What the task asks: Word for word, give the material below again, minus any images.
===== Records for the exercise =====
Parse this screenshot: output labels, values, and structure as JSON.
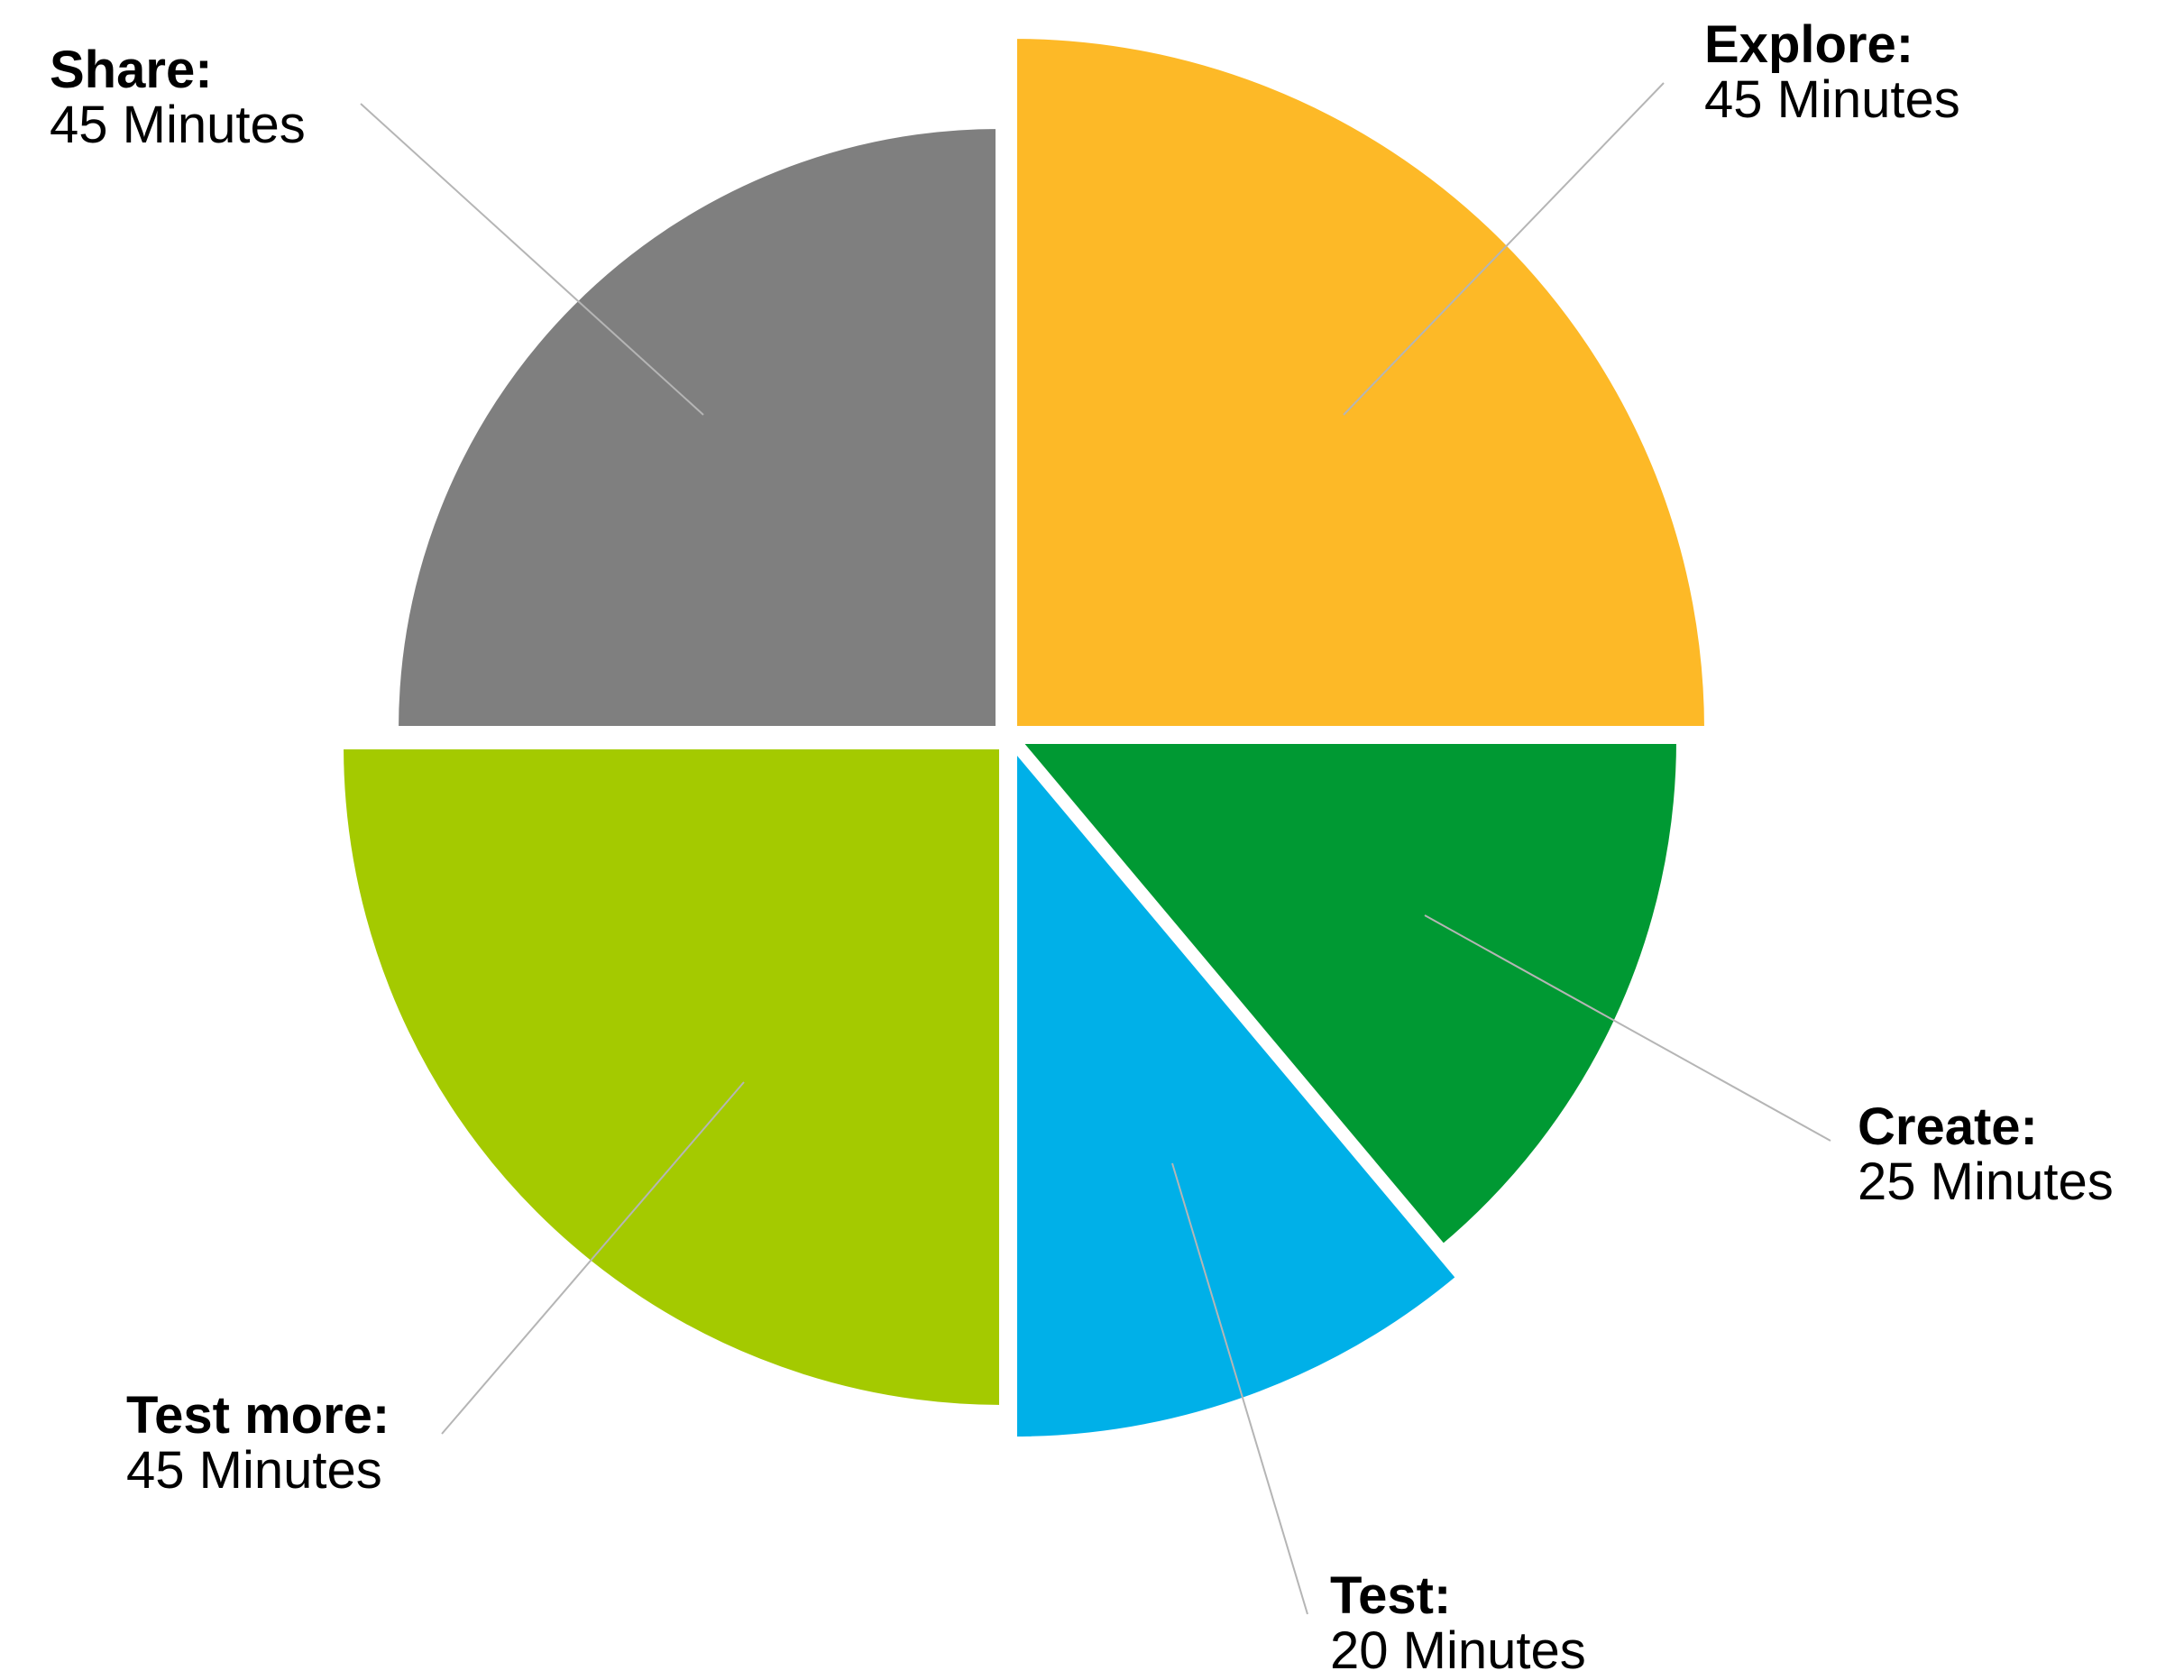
{
  "chart_data": {
    "type": "pie",
    "unit": "Minutes",
    "slices": [
      {
        "name": "Explore:",
        "value": 45,
        "value_label": "45 Minutes",
        "color": "#FDB927"
      },
      {
        "name": "Create:",
        "value": 25,
        "value_label": "25 Minutes",
        "color": "#009933"
      },
      {
        "name": "Test:",
        "value": 20,
        "value_label": "20 Minutes",
        "color": "#00B0E8"
      },
      {
        "name": "Test more:",
        "value": 45,
        "value_label": "45 Minutes",
        "color": "#A4CA00"
      },
      {
        "name": "Share:",
        "value": 45,
        "value_label": "45 Minutes",
        "color": "#7F7F7F"
      }
    ]
  },
  "styles": {
    "leader_line_color": "#B5B5B5",
    "text_color": "#000000",
    "background": "#FFFFFF"
  }
}
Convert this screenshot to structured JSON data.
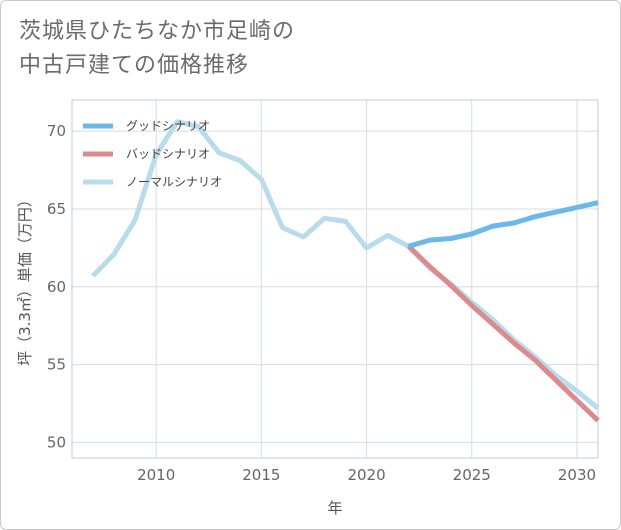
{
  "title_lines": [
    "茨城県ひたちなか市足崎の",
    "中古戸建ての価格推移"
  ],
  "chart_data": {
    "type": "line",
    "xlabel": "年",
    "ylabel": "坪（3.3㎡）単価（万円）",
    "xlim": [
      2006,
      2031
    ],
    "ylim": [
      49,
      72
    ],
    "x_ticks": [
      2010,
      2015,
      2020,
      2025,
      2030
    ],
    "y_ticks": [
      50,
      55,
      60,
      65,
      70
    ],
    "grid": true,
    "legend_position": "top-left",
    "series": [
      {
        "name": "グッドシナリオ",
        "color": "#6cb8ea",
        "x": [
          2022,
          2023,
          2024,
          2025,
          2026,
          2027,
          2028,
          2029,
          2030,
          2031
        ],
        "values": [
          62.6,
          63.0,
          63.1,
          63.4,
          63.9,
          64.1,
          64.5,
          64.8,
          65.1,
          65.4
        ]
      },
      {
        "name": "バッドシナリオ",
        "color": "#dd8a8f",
        "x": [
          2022,
          2023,
          2024,
          2025,
          2026,
          2027,
          2028,
          2029,
          2030,
          2031
        ],
        "values": [
          62.6,
          61.3,
          60.1,
          58.8,
          57.6,
          56.4,
          55.3,
          54.0,
          52.7,
          51.4
        ]
      },
      {
        "name": "ノーマルシナリオ",
        "color": "#b8dcec",
        "x": [
          2007,
          2008,
          2009,
          2010,
          2011,
          2012,
          2013,
          2014,
          2015,
          2016,
          2017,
          2018,
          2019,
          2020,
          2021,
          2022,
          2023,
          2024,
          2025,
          2026,
          2027,
          2028,
          2029,
          2030,
          2031
        ],
        "values": [
          60.7,
          62.1,
          64.3,
          68.5,
          70.6,
          70.3,
          68.6,
          68.1,
          66.9,
          63.8,
          63.2,
          64.4,
          64.2,
          62.5,
          63.3,
          62.6,
          61.2,
          60.2,
          59.0,
          57.9,
          56.6,
          55.5,
          54.3,
          53.3,
          52.2
        ]
      }
    ]
  }
}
=====
Solution for this problem:
Parse this screenshot: output labels, values, and structure as JSON.
{
  "chart_data": {
    "type": "pie",
    "unit": "Minutes",
    "slices": [
      {
        "name": "Explore:",
        "value": 45,
        "value_label": "45 Minutes",
        "color": "#FDB927"
      },
      {
        "name": "Create:",
        "value": 25,
        "value_label": "25 Minutes",
        "color": "#009933"
      },
      {
        "name": "Test:",
        "value": 20,
        "value_label": "20 Minutes",
        "color": "#00B0E8"
      },
      {
        "name": "Test more:",
        "value": 45,
        "value_label": "45 Minutes",
        "color": "#A4CA00"
      },
      {
        "name": "Share:",
        "value": 45,
        "value_label": "45 Minutes",
        "color": "#7F7F7F"
      }
    ]
  },
  "styles": {
    "leader_line_color": "#B5B5B5",
    "text_color": "#000000",
    "background": "#FFFFFF"
  }
}
Convert this screenshot to structured JSON data.
{
  "title_lines": [
    "茨城県ひたちなか市足崎の",
    "中古戸建ての価格推移"
  ],
  "chart_data": {
    "type": "line",
    "xlabel": "年",
    "ylabel": "坪（3.3㎡）単価（万円）",
    "xlim": [
      2006,
      2031
    ],
    "ylim": [
      49,
      72
    ],
    "x_ticks": [
      2010,
      2015,
      2020,
      2025,
      2030
    ],
    "y_ticks": [
      50,
      55,
      60,
      65,
      70
    ],
    "grid": true,
    "legend_position": "top-left",
    "series": [
      {
        "name": "グッドシナリオ",
        "color": "#6cb8ea",
        "x": [
          2022,
          2023,
          2024,
          2025,
          2026,
          2027,
          2028,
          2029,
          2030,
          2031
        ],
        "values": [
          62.6,
          63.0,
          63.1,
          63.4,
          63.9,
          64.1,
          64.5,
          64.8,
          65.1,
          65.4
        ]
      },
      {
        "name": "バッドシナリオ",
        "color": "#dd8a8f",
        "x": [
          2022,
          2023,
          2024,
          2025,
          2026,
          2027,
          2028,
          2029,
          2030,
          2031
        ],
        "values": [
          62.6,
          61.3,
          60.1,
          58.8,
          57.6,
          56.4,
          55.3,
          54.0,
          52.7,
          51.4
        ]
      },
      {
        "name": "ノーマルシナリオ",
        "color": "#b8dcec",
        "x": [
          2007,
          2008,
          2009,
          2010,
          2011,
          2012,
          2013,
          2014,
          2015,
          2016,
          2017,
          2018,
          2019,
          2020,
          2021,
          2022,
          2023,
          2024,
          2025,
          2026,
          2027,
          2028,
          2029,
          2030,
          2031
        ],
        "values": [
          60.7,
          62.1,
          64.3,
          68.5,
          70.6,
          70.3,
          68.6,
          68.1,
          66.9,
          63.8,
          63.2,
          64.4,
          64.2,
          62.5,
          63.3,
          62.6,
          61.2,
          60.2,
          59.0,
          57.9,
          56.6,
          55.5,
          54.3,
          53.3,
          52.2
        ]
      }
    ]
  }
}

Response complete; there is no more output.